***** Supplied data

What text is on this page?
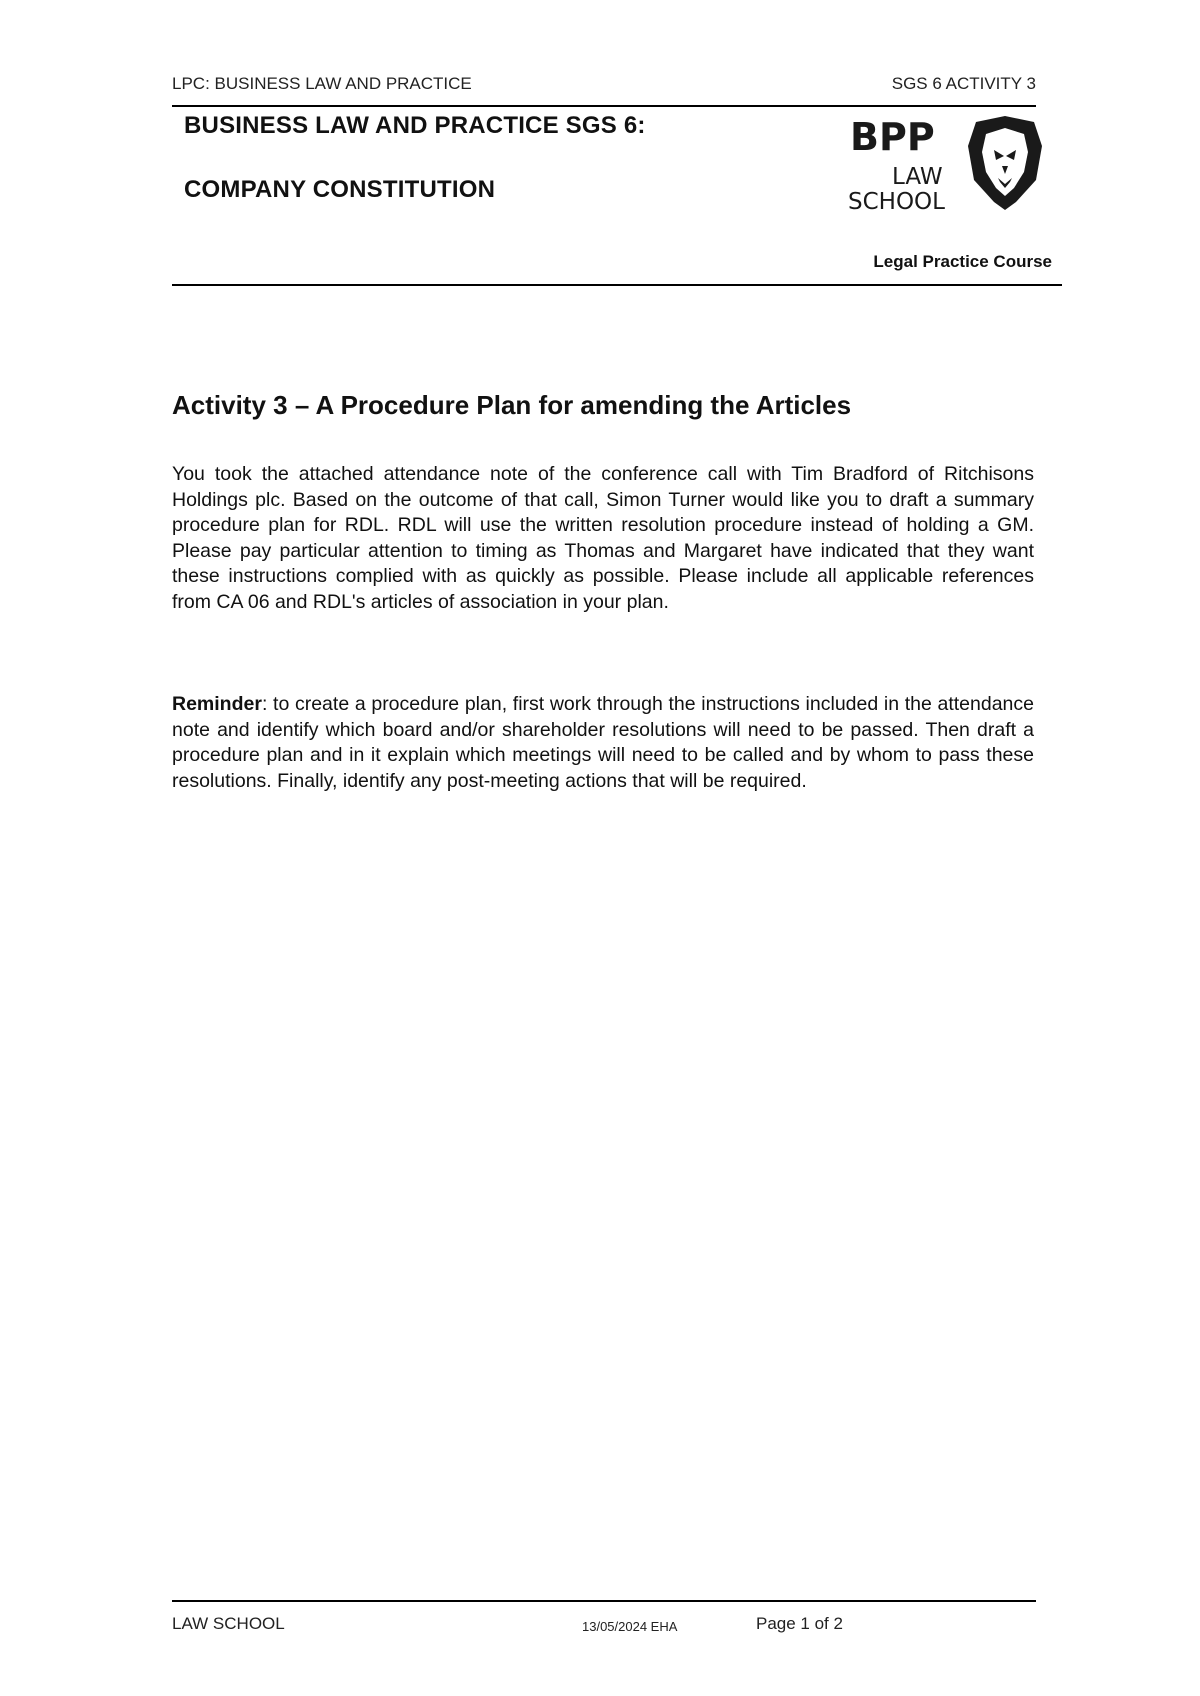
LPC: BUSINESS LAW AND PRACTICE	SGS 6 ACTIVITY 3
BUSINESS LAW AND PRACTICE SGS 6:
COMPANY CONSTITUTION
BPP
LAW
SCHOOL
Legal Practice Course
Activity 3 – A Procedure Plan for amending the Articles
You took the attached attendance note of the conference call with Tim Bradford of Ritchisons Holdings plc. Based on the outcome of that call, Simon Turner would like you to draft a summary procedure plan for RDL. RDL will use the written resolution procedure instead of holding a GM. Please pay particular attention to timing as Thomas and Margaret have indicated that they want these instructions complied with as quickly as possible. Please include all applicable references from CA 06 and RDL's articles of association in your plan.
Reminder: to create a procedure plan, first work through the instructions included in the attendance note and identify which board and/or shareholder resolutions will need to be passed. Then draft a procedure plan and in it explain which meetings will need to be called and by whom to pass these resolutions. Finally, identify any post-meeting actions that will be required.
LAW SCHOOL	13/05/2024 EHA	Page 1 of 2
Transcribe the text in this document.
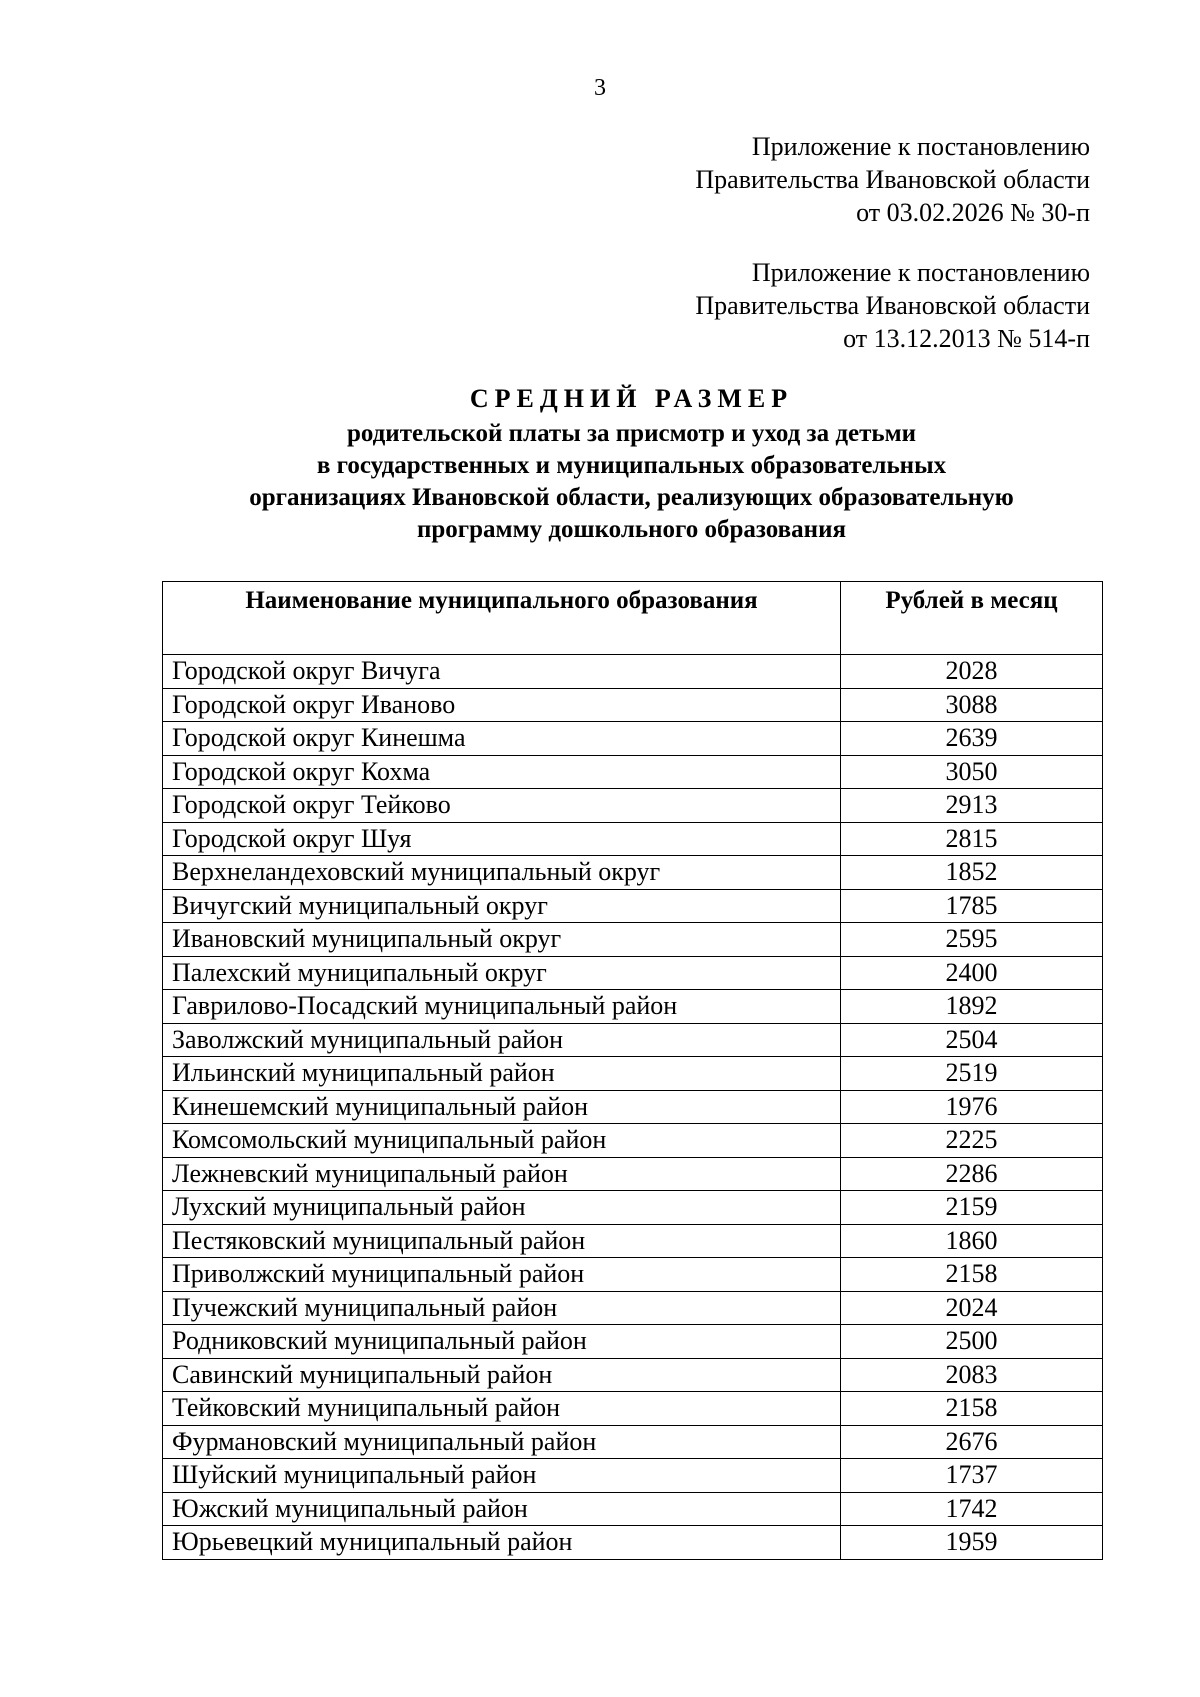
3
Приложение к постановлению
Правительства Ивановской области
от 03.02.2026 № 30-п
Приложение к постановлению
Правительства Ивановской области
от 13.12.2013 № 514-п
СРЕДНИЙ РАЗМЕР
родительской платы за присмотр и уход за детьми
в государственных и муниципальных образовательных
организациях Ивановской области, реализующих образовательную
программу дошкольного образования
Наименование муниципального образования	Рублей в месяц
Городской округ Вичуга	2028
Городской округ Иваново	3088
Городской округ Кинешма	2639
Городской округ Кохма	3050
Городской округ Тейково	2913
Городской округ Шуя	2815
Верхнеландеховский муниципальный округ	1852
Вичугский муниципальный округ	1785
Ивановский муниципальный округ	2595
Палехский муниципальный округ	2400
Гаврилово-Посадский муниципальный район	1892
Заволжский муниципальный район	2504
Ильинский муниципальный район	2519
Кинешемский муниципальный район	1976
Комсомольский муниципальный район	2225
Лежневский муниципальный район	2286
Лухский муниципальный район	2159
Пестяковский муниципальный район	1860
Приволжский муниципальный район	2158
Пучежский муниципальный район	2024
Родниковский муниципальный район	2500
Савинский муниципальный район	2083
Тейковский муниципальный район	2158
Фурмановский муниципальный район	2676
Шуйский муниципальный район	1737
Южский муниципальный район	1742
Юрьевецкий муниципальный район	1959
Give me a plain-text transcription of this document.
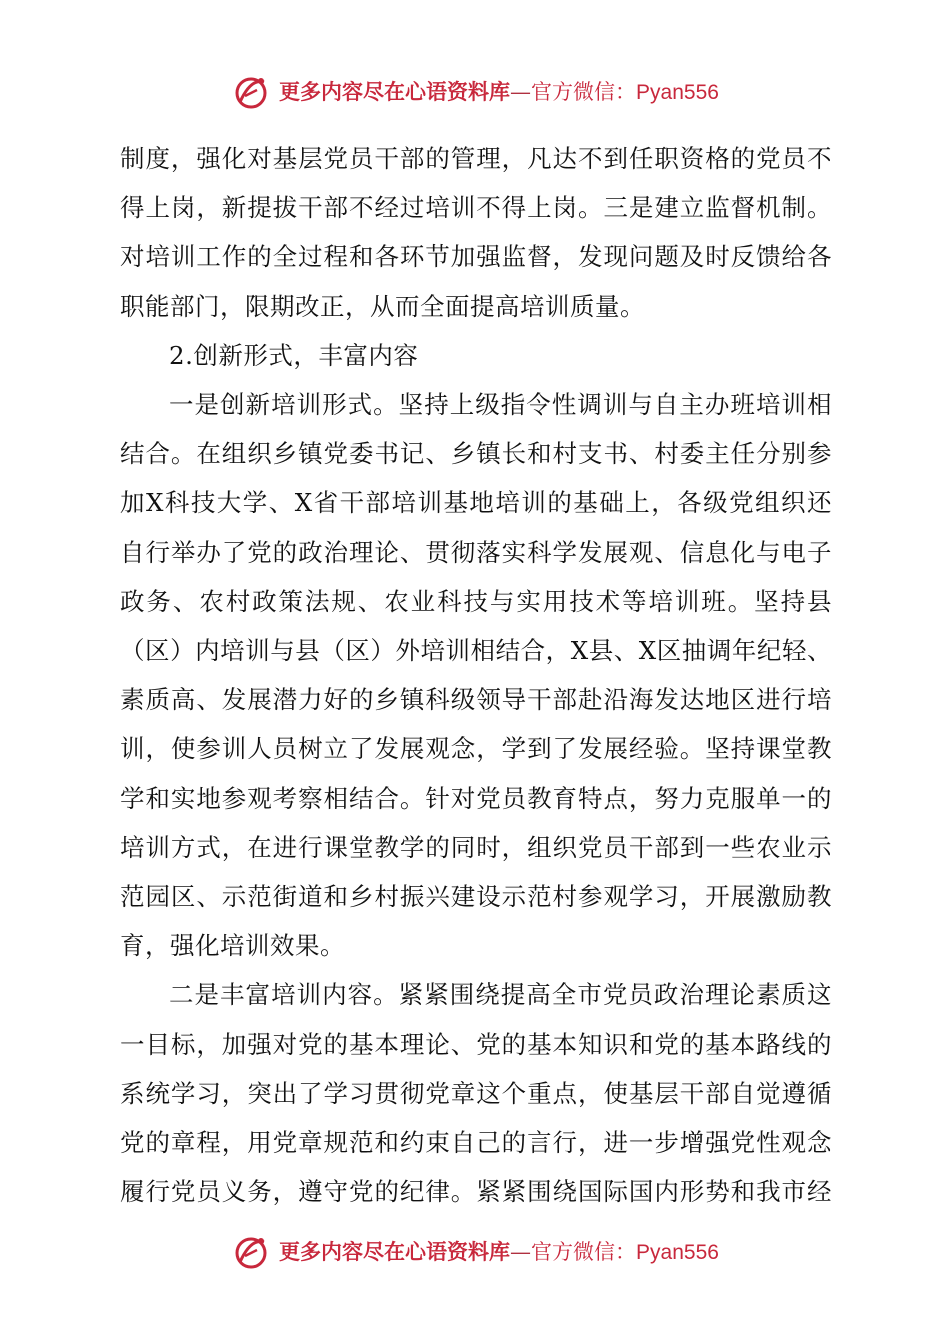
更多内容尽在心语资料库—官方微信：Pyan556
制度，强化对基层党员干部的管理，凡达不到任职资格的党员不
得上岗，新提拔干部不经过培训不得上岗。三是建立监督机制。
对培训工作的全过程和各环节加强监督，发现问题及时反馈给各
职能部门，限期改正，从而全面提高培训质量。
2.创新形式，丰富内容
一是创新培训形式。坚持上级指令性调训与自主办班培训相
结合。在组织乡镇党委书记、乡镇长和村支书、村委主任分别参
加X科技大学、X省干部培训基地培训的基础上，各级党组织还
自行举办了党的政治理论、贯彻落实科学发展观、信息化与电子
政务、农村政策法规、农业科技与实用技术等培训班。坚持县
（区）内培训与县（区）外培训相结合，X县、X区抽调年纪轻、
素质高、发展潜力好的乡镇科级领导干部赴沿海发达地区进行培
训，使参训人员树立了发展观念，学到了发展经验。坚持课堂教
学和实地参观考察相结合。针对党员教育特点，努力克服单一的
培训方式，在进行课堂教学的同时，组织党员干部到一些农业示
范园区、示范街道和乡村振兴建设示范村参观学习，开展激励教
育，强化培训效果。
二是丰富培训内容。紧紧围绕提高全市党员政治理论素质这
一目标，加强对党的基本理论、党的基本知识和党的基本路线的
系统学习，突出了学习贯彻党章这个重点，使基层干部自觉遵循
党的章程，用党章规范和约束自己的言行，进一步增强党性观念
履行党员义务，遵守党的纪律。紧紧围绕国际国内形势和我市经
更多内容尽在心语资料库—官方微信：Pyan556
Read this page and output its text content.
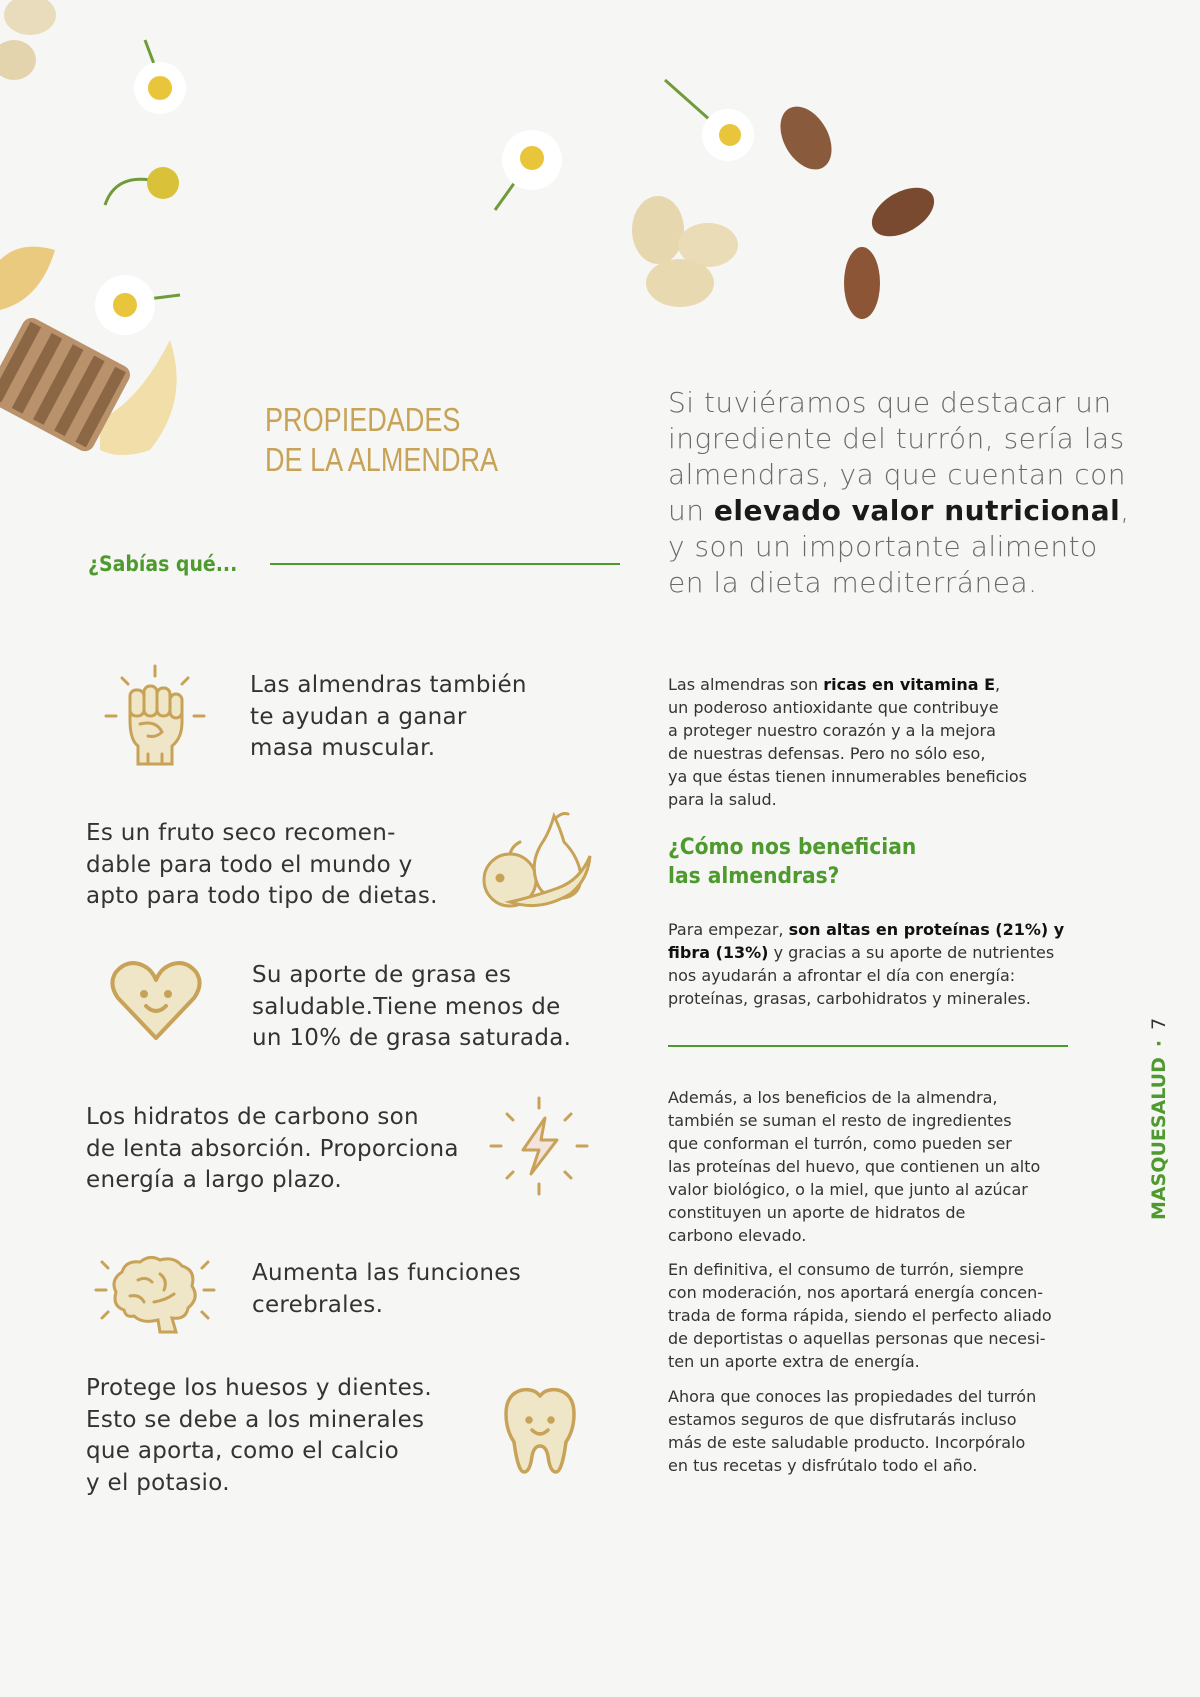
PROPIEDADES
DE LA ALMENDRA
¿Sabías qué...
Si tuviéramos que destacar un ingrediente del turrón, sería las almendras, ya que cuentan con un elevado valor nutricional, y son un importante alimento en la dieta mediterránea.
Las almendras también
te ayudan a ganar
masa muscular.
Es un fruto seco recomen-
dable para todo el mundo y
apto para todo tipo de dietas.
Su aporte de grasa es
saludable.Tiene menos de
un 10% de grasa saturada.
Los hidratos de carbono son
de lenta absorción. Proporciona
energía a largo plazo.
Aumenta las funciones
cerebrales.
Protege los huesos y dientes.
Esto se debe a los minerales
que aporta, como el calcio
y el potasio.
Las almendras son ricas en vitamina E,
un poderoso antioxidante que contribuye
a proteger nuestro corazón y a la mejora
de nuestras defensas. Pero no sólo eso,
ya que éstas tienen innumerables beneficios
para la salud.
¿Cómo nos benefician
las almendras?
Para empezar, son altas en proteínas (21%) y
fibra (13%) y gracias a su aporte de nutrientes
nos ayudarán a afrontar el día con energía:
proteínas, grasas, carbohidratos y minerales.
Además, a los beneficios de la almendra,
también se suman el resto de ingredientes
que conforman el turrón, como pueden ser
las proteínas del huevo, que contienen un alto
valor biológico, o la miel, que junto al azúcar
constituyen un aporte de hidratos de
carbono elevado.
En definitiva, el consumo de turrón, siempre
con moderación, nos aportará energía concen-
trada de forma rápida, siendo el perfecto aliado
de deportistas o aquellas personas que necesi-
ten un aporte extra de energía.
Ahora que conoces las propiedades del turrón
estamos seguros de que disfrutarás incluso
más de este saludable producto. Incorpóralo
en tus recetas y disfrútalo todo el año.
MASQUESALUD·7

**********

## What the exercise asks
Up to and including the last line of the listing, starting at the line with "Read this page and output its text content.", extract every line exactly and leave out the pictures.

## Result of the task
Read this page and output its text content.
PROPIEDADES
DE LA ALMENDRA
¿Sabías qué...
Si tuviéramos que destacar un ingrediente del turrón, sería las almendras, ya que cuentan con un elevado valor nutricional, y son un importante alimento en la dieta mediterránea.
Las almendras también
te ayudan a ganar
masa muscular.
Es un fruto seco recomen-
dable para todo el mundo y
apto para todo tipo de dietas.
Su aporte de grasa es
saludable.Tiene menos de
un 10% de grasa saturada.
Los hidratos de carbono son
de lenta absorción. Proporciona
energía a largo plazo.
Aumenta las funciones
cerebrales.
Protege los huesos y dientes.
Esto se debe a los minerales
que aporta, como el calcio
y el potasio.
Las almendras son ricas en vitamina E,
un poderoso antioxidante que contribuye
a proteger nuestro corazón y a la mejora
de nuestras defensas. Pero no sólo eso,
ya que éstas tienen innumerables beneficios
para la salud.
¿Cómo nos benefician
las almendras?
Para empezar, son altas en proteínas (21%) y
fibra (13%) y gracias a su aporte de nutrientes
nos ayudarán a afrontar el día con energía:
proteínas, grasas, carbohidratos y minerales.
Además, a los beneficios de la almendra,
también se suman el resto de ingredientes
que conforman el turrón, como pueden ser
las proteínas del huevo, que contienen un alto
valor biológico, o la miel, que junto al azúcar
constituyen un aporte de hidratos de
carbono elevado.
En definitiva, el consumo de turrón, siempre
con moderación, nos aportará energía concen-
trada de forma rápida, siendo el perfecto aliado
de deportistas o aquellas personas que necesi-
ten un aporte extra de energía.
Ahora que conoces las propiedades del turrón
estamos seguros de que disfrutarás incluso
más de este saludable producto. Incorpóralo
en tus recetas y disfrútalo todo el año.
MASQUESALUD·7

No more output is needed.